■ TASK TO COMPLETE ■
Determine the count of lines holding the string "positive". Return only the number.

■ PROVIDED ENTRIES ■
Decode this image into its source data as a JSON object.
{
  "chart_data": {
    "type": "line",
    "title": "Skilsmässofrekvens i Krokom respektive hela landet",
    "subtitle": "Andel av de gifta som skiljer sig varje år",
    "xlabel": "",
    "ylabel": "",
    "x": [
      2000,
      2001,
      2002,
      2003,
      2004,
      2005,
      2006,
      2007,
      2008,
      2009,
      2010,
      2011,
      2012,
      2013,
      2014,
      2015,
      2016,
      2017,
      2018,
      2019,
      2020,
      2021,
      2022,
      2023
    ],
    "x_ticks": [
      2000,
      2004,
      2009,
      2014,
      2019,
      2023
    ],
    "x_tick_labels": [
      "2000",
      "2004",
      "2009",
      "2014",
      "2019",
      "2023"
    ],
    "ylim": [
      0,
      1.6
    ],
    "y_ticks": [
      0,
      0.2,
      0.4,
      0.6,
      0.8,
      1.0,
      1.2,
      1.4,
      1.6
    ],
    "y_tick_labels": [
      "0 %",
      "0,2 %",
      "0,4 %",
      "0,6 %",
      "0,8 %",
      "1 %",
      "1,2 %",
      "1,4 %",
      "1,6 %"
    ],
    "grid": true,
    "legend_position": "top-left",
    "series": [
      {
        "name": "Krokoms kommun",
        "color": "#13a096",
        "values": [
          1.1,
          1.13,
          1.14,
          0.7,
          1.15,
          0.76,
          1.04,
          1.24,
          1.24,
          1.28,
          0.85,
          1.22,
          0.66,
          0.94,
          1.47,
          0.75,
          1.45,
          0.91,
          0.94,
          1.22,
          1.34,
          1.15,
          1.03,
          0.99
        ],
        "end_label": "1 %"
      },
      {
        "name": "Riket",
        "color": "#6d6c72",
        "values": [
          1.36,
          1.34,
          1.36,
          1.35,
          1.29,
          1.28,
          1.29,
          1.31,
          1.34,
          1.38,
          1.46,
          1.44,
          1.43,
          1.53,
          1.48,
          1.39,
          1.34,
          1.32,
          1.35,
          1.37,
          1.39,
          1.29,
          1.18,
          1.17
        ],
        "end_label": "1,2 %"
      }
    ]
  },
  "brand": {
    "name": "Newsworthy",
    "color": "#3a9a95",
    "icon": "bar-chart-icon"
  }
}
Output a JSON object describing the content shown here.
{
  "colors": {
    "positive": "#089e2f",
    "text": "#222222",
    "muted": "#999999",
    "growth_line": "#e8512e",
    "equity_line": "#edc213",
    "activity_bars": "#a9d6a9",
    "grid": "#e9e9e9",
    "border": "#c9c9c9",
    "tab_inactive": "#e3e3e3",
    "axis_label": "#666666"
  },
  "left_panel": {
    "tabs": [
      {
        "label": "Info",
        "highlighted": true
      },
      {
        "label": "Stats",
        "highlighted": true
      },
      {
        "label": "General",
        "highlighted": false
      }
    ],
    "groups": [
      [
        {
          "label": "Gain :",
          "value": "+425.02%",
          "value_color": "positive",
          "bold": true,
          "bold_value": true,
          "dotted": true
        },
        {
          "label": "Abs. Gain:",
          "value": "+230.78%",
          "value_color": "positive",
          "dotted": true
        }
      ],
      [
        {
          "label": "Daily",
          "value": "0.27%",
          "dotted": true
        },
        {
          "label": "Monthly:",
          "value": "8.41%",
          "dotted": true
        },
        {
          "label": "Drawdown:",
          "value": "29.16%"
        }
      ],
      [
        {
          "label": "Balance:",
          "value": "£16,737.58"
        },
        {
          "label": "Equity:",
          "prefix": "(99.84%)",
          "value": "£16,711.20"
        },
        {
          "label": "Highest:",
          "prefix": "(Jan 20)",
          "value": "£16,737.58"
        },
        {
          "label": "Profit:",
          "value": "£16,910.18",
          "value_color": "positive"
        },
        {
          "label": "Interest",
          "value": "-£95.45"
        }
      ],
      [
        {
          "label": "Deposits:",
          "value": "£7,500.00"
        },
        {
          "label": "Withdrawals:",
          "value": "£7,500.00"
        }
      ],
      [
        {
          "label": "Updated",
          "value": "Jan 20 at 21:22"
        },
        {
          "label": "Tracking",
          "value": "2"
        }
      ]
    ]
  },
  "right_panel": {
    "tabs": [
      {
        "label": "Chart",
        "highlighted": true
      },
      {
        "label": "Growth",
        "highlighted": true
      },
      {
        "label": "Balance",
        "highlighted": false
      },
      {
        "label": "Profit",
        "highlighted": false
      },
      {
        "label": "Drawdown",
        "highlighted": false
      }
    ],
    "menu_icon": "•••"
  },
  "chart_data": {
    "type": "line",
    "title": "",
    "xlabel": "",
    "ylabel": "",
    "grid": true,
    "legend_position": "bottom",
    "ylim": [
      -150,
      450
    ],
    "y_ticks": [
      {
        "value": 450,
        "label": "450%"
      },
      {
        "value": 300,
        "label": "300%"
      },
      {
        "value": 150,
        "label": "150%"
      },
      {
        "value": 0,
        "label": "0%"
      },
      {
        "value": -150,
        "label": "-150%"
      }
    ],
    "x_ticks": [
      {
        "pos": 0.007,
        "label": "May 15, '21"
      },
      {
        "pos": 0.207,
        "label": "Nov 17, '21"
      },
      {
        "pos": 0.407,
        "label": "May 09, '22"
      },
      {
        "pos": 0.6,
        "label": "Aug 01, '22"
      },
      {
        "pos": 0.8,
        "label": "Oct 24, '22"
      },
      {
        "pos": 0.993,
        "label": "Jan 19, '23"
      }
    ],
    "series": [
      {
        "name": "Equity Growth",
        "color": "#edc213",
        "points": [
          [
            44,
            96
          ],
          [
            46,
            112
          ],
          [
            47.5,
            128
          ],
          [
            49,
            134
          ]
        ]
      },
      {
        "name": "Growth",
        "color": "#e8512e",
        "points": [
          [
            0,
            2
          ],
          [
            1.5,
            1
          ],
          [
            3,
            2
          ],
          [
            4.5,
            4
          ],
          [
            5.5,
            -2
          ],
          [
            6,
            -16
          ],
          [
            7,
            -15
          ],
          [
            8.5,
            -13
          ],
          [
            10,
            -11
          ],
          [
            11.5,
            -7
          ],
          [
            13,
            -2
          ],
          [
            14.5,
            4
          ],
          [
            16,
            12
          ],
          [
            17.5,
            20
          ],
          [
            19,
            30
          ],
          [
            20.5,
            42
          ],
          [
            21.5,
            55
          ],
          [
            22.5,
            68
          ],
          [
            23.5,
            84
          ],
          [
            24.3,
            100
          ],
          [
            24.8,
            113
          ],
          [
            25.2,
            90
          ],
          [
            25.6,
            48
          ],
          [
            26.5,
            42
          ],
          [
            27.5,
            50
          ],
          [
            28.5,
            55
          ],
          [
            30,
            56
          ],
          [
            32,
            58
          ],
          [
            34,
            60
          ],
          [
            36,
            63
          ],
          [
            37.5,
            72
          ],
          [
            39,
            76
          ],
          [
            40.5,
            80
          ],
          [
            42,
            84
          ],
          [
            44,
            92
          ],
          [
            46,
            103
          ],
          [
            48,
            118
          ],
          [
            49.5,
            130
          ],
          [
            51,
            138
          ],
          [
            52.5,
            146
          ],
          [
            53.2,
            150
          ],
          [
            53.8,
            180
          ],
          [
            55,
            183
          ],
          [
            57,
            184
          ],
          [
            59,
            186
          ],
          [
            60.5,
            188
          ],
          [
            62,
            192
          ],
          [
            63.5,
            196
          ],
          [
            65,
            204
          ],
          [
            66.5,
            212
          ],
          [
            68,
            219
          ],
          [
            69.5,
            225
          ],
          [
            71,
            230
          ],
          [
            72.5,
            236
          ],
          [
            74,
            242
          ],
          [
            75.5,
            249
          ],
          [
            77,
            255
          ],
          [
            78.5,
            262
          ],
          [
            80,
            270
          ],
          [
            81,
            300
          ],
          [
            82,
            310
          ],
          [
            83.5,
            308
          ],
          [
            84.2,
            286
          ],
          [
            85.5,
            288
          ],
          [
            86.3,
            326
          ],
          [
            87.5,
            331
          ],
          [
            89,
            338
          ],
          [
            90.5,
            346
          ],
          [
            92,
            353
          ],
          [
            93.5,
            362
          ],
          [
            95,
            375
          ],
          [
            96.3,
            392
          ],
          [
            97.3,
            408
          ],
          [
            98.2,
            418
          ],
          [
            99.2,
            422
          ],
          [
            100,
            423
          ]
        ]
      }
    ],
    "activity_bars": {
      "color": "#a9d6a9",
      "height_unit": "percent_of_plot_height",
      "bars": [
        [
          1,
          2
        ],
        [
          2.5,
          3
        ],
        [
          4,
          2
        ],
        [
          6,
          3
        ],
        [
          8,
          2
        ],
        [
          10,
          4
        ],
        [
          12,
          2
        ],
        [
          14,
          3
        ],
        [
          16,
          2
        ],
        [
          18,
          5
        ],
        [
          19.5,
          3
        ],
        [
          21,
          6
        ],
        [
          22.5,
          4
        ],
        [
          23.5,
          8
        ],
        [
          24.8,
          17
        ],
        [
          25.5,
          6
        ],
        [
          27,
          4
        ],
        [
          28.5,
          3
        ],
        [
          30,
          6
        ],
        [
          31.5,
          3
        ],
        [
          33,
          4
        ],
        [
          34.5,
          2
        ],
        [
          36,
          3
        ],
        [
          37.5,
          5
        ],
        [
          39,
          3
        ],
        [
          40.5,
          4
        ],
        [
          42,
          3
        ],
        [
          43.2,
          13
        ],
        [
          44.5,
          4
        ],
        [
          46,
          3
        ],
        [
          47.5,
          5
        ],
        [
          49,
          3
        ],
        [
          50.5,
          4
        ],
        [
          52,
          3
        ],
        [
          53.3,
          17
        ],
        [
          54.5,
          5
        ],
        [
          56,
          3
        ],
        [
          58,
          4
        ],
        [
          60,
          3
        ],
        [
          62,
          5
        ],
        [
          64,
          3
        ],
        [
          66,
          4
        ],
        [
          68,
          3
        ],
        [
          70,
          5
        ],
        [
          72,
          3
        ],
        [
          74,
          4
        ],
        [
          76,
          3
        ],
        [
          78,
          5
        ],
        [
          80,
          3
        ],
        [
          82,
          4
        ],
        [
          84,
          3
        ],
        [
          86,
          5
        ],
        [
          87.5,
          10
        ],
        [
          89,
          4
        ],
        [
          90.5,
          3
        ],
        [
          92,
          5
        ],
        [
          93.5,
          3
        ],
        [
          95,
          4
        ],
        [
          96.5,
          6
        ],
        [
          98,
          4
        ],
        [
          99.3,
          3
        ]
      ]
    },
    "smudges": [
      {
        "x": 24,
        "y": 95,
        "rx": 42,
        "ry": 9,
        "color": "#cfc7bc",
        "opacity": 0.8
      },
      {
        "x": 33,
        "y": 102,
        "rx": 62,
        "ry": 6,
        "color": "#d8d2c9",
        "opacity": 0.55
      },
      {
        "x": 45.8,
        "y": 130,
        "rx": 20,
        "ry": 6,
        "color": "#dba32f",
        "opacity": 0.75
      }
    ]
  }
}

■ EXPECTED OUTPUT ■
4